:: DESCRIPCIÓN DEL EJERCICIO ::
Enumera todas las iglesias y catedrales que nombra el texto sobre Juni e indica la ciudad de cada una.

:: FUENTE ::
====================

Aunque en esta exposición las obras de Juni están, muy bien presentadas, logrando transponerlas al espacio de las salas, sin embargo, hay que recordar que cuando de ellas se disfruta totalmente es cuando se encuentran en su verdadero ambiente, el de penumbra de una capilla o bajo los efectos de una luz natural dirigida y, tornasolada, o el parpadente de las velas que alumbran en la noche un camarín. No hay que olvidar que Juni, gran retablista, siempre pensaba sus obras en relación con el nicho, el retablo o el Sancta Sanctorum en que se iban a colocar. Para comprobarlo, basta ir a Valladolid y entrar en la céntrica iglesia de las Angustias, en la que se conjugan perfectamente marco arquitectónico, luz y espacio e imagenidolátrica. Otra prueba consiste en imaginar lo que primitivamente fue el Entierro de Cristo, cuando se encontraba en la capilla funeraria del obispo de Mondoñedo, fray Antonio de Guevara, en la iglesia de San Francisco, de Valladolid. Lo mismo que el soldado romano del Entierro de Cristo de la catedral de Segovia, su conjunto está tallado para ser visto frontalmente. De este último, en la exposición, se comprueba cómo desprendido de las dos columnas que lo aprisionaban lateralmente, su contorno se desfigura y desborda linealmente.

Su ley es pues la de un marco manierista que hace que sus personajes se impongan con agigantados y un tanto desmesurados, a la vez que constreñidos a su propia realidad humana. El contraste de su desigualdad con la común de los mortales, a los que, sin embargo, parecen imitar, nos da la clave de su significación. Juni halagaba así a sus comitentes distinguidos, los obispos y próceres afortunados que le pasaban el encargo. Su realismo precisamente servía de apoyo para que el fiel se sintiese pequeño, humilde y flaco de fuerzas frente a una humanidad más santa y heroica, de mayor talla, fuste y envergadura física y moral. Así todo cristiano hijo de vecino y del común podía reverenciar a los que estaban un escalón más alto que el suyo, y rendirles su debido acatamiento.

====================

:: EXTRACTOS DE ENTRADAS ::

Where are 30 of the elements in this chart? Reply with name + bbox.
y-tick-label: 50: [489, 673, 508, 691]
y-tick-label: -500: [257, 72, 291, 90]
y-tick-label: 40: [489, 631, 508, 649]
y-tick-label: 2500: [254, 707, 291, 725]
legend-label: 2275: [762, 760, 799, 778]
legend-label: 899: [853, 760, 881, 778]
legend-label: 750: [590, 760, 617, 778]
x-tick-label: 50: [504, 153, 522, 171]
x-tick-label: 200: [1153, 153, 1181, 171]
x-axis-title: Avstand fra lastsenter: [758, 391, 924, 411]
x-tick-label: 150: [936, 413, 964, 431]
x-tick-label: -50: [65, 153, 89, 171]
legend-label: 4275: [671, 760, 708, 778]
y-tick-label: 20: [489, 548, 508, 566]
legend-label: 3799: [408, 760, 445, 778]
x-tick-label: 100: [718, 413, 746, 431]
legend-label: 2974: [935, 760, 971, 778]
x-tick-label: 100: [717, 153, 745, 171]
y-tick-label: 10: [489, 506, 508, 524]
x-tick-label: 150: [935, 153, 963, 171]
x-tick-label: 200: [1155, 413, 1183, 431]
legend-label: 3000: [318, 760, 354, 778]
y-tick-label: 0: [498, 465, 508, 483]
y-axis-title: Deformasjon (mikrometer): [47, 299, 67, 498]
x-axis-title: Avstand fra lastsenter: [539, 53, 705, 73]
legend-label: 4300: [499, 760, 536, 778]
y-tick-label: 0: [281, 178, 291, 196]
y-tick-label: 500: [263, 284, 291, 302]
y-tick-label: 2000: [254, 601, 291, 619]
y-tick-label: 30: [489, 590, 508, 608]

====================

:: RESULTADO ::
- Iglesia de las Angustias (Valladolid)
- Iglesia de San Francisco (Valladolid)
- Catedral de Segovia